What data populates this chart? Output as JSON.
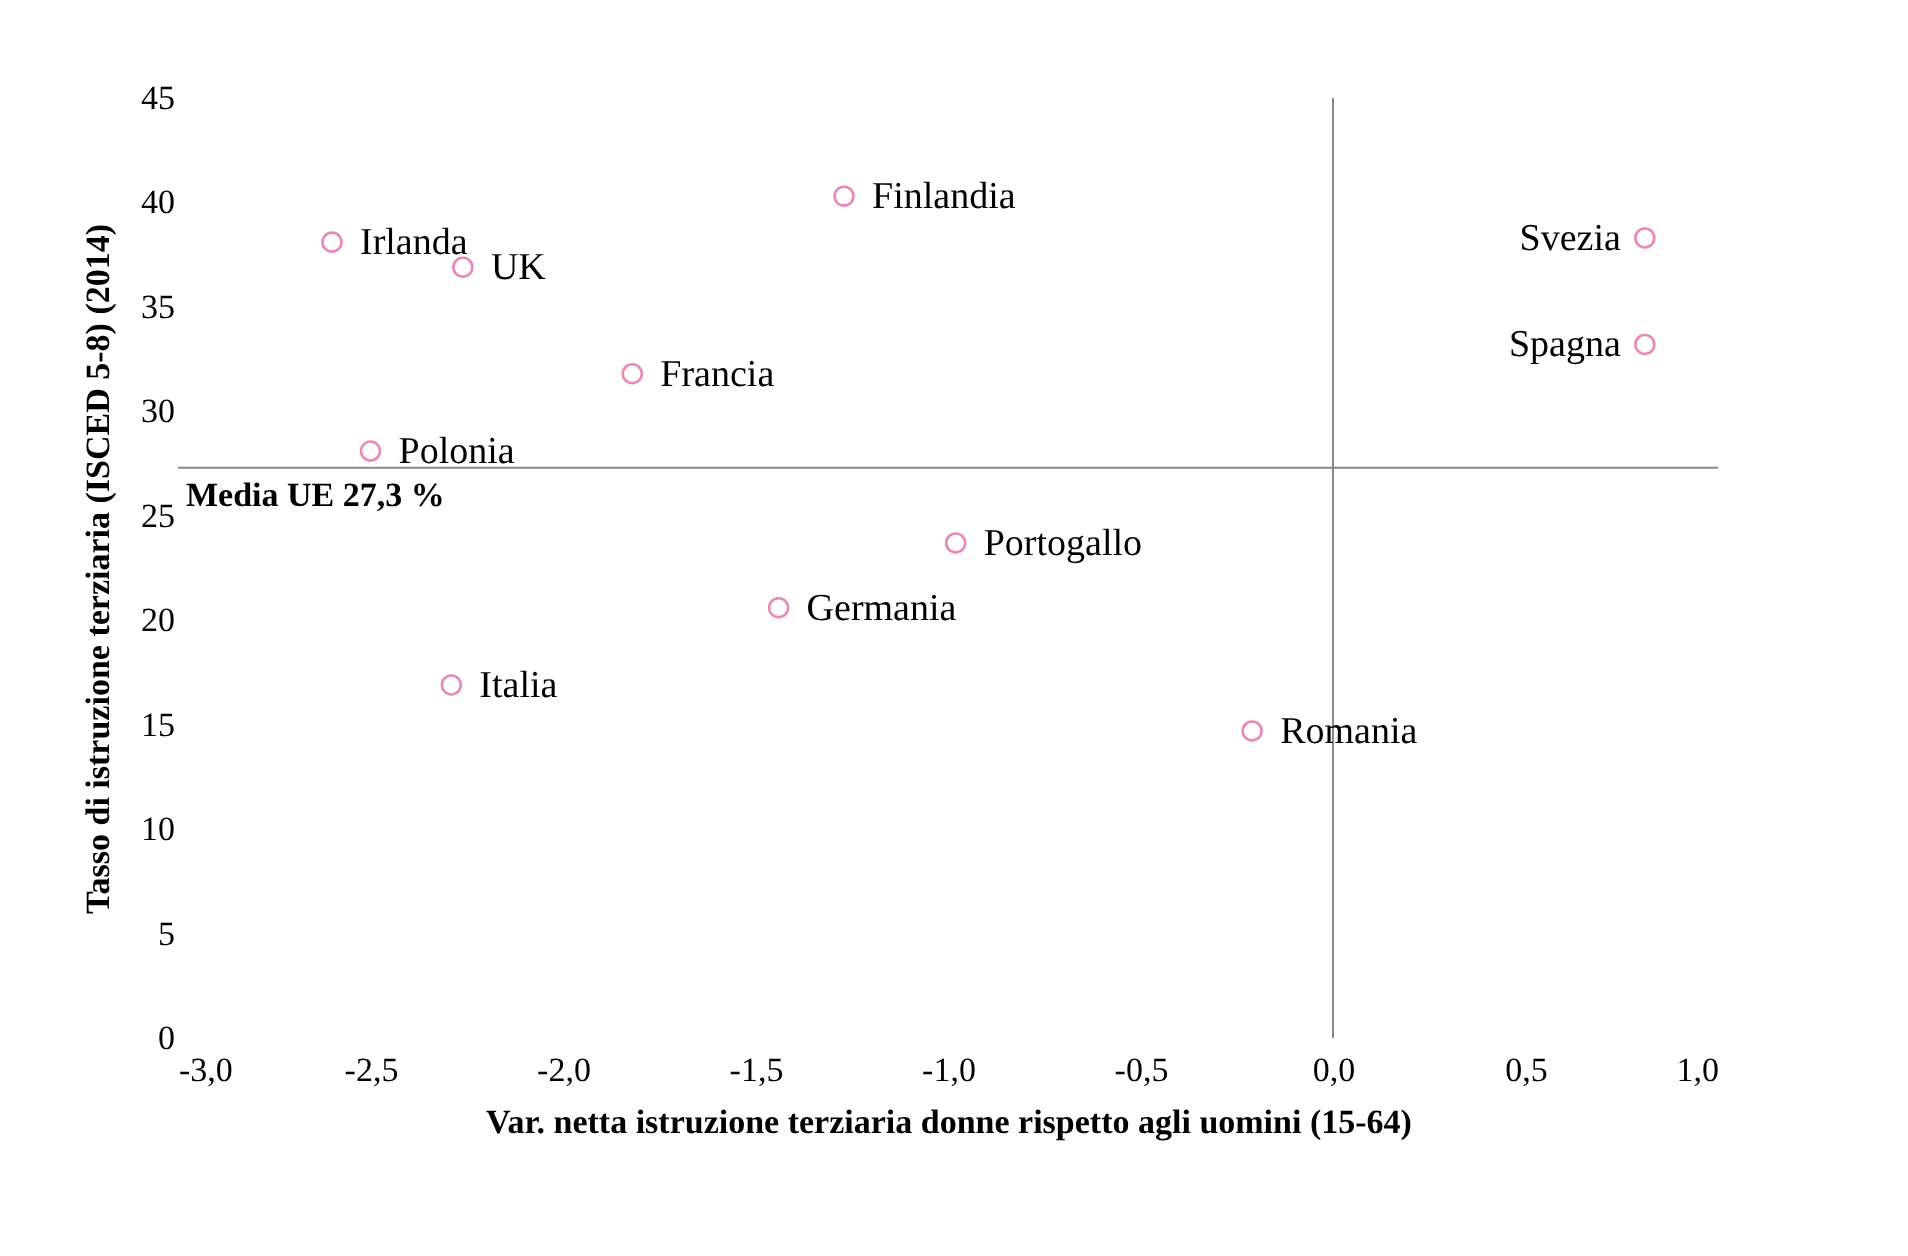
{
  "chart_data": {
    "type": "scatter",
    "xlabel": "Var. netta istruzione terziaria donne rispetto agli uomini (15-64)",
    "ylabel": "Tasso di istruzione terziaria (ISCED 5-8) (2014)",
    "x": [
      -2.6,
      -2.26,
      -1.27,
      0.81,
      0.81,
      -1.82,
      -2.5,
      -0.98,
      -1.44,
      -2.29,
      -0.21
    ],
    "series": [
      {
        "color": "#e0559b",
        "values": [
          38.1,
          36.9,
          40.3,
          38.3,
          33.2,
          31.8,
          28.1,
          23.7,
          20.6,
          16.9,
          14.7
        ]
      }
    ],
    "annotations": [
      {
        "text": "Irlanda",
        "x": -2.6,
        "y": 38.1
      },
      {
        "text": "UK",
        "x": -2.26,
        "y": 36.9
      },
      {
        "text": "Finlandia",
        "x": -1.27,
        "y": 40.3
      },
      {
        "text": "Svezia",
        "x": 0.81,
        "y": 38.3
      },
      {
        "text": "Spagna",
        "x": 0.81,
        "y": 33.2
      },
      {
        "text": "Francia",
        "x": -1.82,
        "y": 31.8
      },
      {
        "text": "Polonia",
        "x": -2.5,
        "y": 28.1
      },
      {
        "text": "Portogallo",
        "x": -0.98,
        "y": 23.7
      },
      {
        "text": "Germania",
        "x": -1.44,
        "y": 20.6
      },
      {
        "text": "Italia",
        "x": -2.29,
        "y": 16.9
      },
      {
        "text": "Romania",
        "x": -0.21,
        "y": 14.7
      }
    ],
    "ref_lines": [
      {
        "axis": "y",
        "value": 27.3,
        "label": "Media UE  27,3 %"
      },
      {
        "axis": "x",
        "value": 0,
        "label": null
      }
    ],
    "xlim": [
      -3,
      1
    ],
    "xticks": [
      {
        "value": -3,
        "label": "-3,0"
      },
      {
        "value": -2.5,
        "label": "-2,5"
      },
      {
        "value": -2,
        "label": "-2,0"
      },
      {
        "value": -1.5,
        "label": "-1,5"
      },
      {
        "value": -1,
        "label": "-1,0"
      },
      {
        "value": -0.5,
        "label": "-0,5"
      },
      {
        "value": 0,
        "label": "0,0"
      },
      {
        "value": 0.5,
        "label": "0,5"
      },
      {
        "value": 1,
        "label": "1,0"
      }
    ],
    "ylim": [
      0,
      45
    ],
    "yticks": [
      0,
      5,
      10,
      15,
      20,
      25,
      30,
      35,
      40,
      45
    ],
    "marker": "circle",
    "grid": false
  }
}
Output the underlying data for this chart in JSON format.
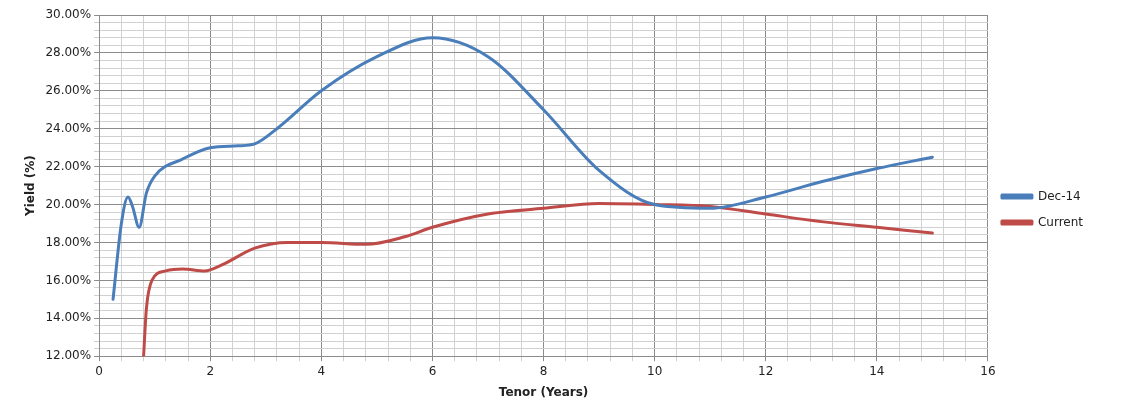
{
  "chart_data": {
    "type": "line",
    "xlabel": "Tenor (Years)",
    "ylabel": "Yield (%)",
    "xlim": [
      0,
      16
    ],
    "ylim": [
      12,
      30
    ],
    "xticks": [
      0,
      {
        "value": 0.4,
        "label": null
      },
      {
        "value": 0.8,
        "label": null
      },
      {
        "value": 1.2,
        "label": null
      },
      {
        "value": 1.6,
        "label": null
      },
      2,
      {
        "value": 2.4,
        "label": null
      },
      {
        "value": 2.8,
        "label": null
      },
      {
        "value": 3.2,
        "label": null
      },
      {
        "value": 3.6,
        "label": null
      },
      4,
      {
        "value": 4.4,
        "label": null
      },
      {
        "value": 4.8,
        "label": null
      },
      {
        "value": 5.2,
        "label": null
      },
      {
        "value": 5.6,
        "label": null
      },
      6,
      {
        "value": 6.4,
        "label": null
      },
      {
        "value": 6.8,
        "label": null
      },
      {
        "value": 7.2,
        "label": null
      },
      {
        "value": 7.6,
        "label": null
      },
      8,
      {
        "value": 8.4,
        "label": null
      },
      {
        "value": 8.8,
        "label": null
      },
      {
        "value": 9.2,
        "label": null
      },
      {
        "value": 9.6,
        "label": null
      },
      10,
      {
        "value": 10.4,
        "label": null
      },
      {
        "value": 10.8,
        "label": null
      },
      {
        "value": 11.2,
        "label": null
      },
      {
        "value": 11.6,
        "label": null
      },
      12,
      {
        "value": 12.4,
        "label": null
      },
      {
        "value": 12.8,
        "label": null
      },
      {
        "value": 13.2,
        "label": null
      },
      {
        "value": 13.6,
        "label": null
      },
      14,
      {
        "value": 14.4,
        "label": null
      },
      {
        "value": 14.8,
        "label": null
      },
      {
        "value": 15.2,
        "label": null
      },
      {
        "value": 15.6,
        "label": null
      },
      16
    ],
    "yticks": [
      {
        "value": 12,
        "label": "12.00%"
      },
      {
        "value": 12.4,
        "label": null
      },
      {
        "value": 12.8,
        "label": null
      },
      {
        "value": 13.2,
        "label": null
      },
      {
        "value": 13.6,
        "label": null
      },
      {
        "value": 14,
        "label": "14.00%"
      },
      {
        "value": 14.4,
        "label": null
      },
      {
        "value": 14.8,
        "label": null
      },
      {
        "value": 15.2,
        "label": null
      },
      {
        "value": 15.6,
        "label": null
      },
      {
        "value": 16,
        "label": "16.00%"
      },
      {
        "value": 16.4,
        "label": null
      },
      {
        "value": 16.8,
        "label": null
      },
      {
        "value": 17.2,
        "label": null
      },
      {
        "value": 17.6,
        "label": null
      },
      {
        "value": 18,
        "label": "18.00%"
      },
      {
        "value": 18.4,
        "label": null
      },
      {
        "value": 18.8,
        "label": null
      },
      {
        "value": 19.2,
        "label": null
      },
      {
        "value": 19.6,
        "label": null
      },
      {
        "value": 20,
        "label": "20.00%"
      },
      {
        "value": 20.4,
        "label": null
      },
      {
        "value": 20.8,
        "label": null
      },
      {
        "value": 21.2,
        "label": null
      },
      {
        "value": 21.6,
        "label": null
      },
      {
        "value": 22,
        "label": "22.00%"
      },
      {
        "value": 22.4,
        "label": null
      },
      {
        "value": 22.8,
        "label": null
      },
      {
        "value": 23.2,
        "label": null
      },
      {
        "value": 23.6,
        "label": null
      },
      {
        "value": 24,
        "label": "24.00%"
      },
      {
        "value": 24.4,
        "label": null
      },
      {
        "value": 24.8,
        "label": null
      },
      {
        "value": 25.2,
        "label": null
      },
      {
        "value": 25.6,
        "label": null
      },
      {
        "value": 26,
        "label": "26.00%"
      },
      {
        "value": 26.4,
        "label": null
      },
      {
        "value": 26.8,
        "label": null
      },
      {
        "value": 27.2,
        "label": null
      },
      {
        "value": 27.6,
        "label": null
      },
      {
        "value": 28,
        "label": "28.00%"
      },
      {
        "value": 28.4,
        "label": null
      },
      {
        "value": 28.8,
        "label": null
      },
      {
        "value": 29.2,
        "label": null
      },
      {
        "value": 29.6,
        "label": null
      },
      {
        "value": 30,
        "label": "30.00%"
      }
    ],
    "grid": true,
    "legend": "right",
    "marker": "none",
    "line_style": "solid",
    "series": [
      {
        "name": "Dec-14",
        "color": "#4a7ebb",
        "x": [
          0.25,
          0.4,
          0.52,
          0.6,
          0.72,
          0.85,
          1.0,
          1.5,
          2.0,
          2.5,
          2.8,
          3.2,
          4.0,
          5.0,
          6.0,
          7.0,
          8.0,
          9.0,
          10.0,
          11.0,
          12.0,
          13.0,
          14.0,
          15.0
        ],
        "values": [
          15.0,
          19.0,
          20.4,
          19.9,
          18.8,
          20.6,
          21.5,
          22.4,
          23.0,
          23.1,
          23.2,
          24.0,
          26.0,
          27.8,
          28.8,
          27.8,
          25.0,
          21.8,
          20.0,
          19.8,
          20.4,
          21.2,
          21.9,
          22.5
        ]
      },
      {
        "name": "Current",
        "color": "#be4b48",
        "x": [
          0.8,
          0.85,
          0.95,
          1.2,
          1.5,
          1.9,
          2.2,
          2.8,
          3.4,
          4.0,
          4.8,
          5.5,
          6.0,
          7.0,
          8.0,
          9.0,
          10.0,
          11.0,
          12.0,
          13.0,
          14.0,
          15.0
        ],
        "values": [
          12.0,
          14.5,
          16.0,
          16.5,
          16.6,
          16.5,
          16.8,
          17.7,
          18.0,
          18.0,
          17.9,
          18.3,
          18.8,
          19.5,
          19.8,
          20.05,
          20.0,
          19.9,
          19.5,
          19.1,
          18.8,
          18.5
        ]
      }
    ]
  }
}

[DIRECTIVE] Above are the records. Copy every line in them holding "Output".

[FINAL RESULT]
What data populates this chart? Output as JSON.
Output the underlying data for this chart in JSON format.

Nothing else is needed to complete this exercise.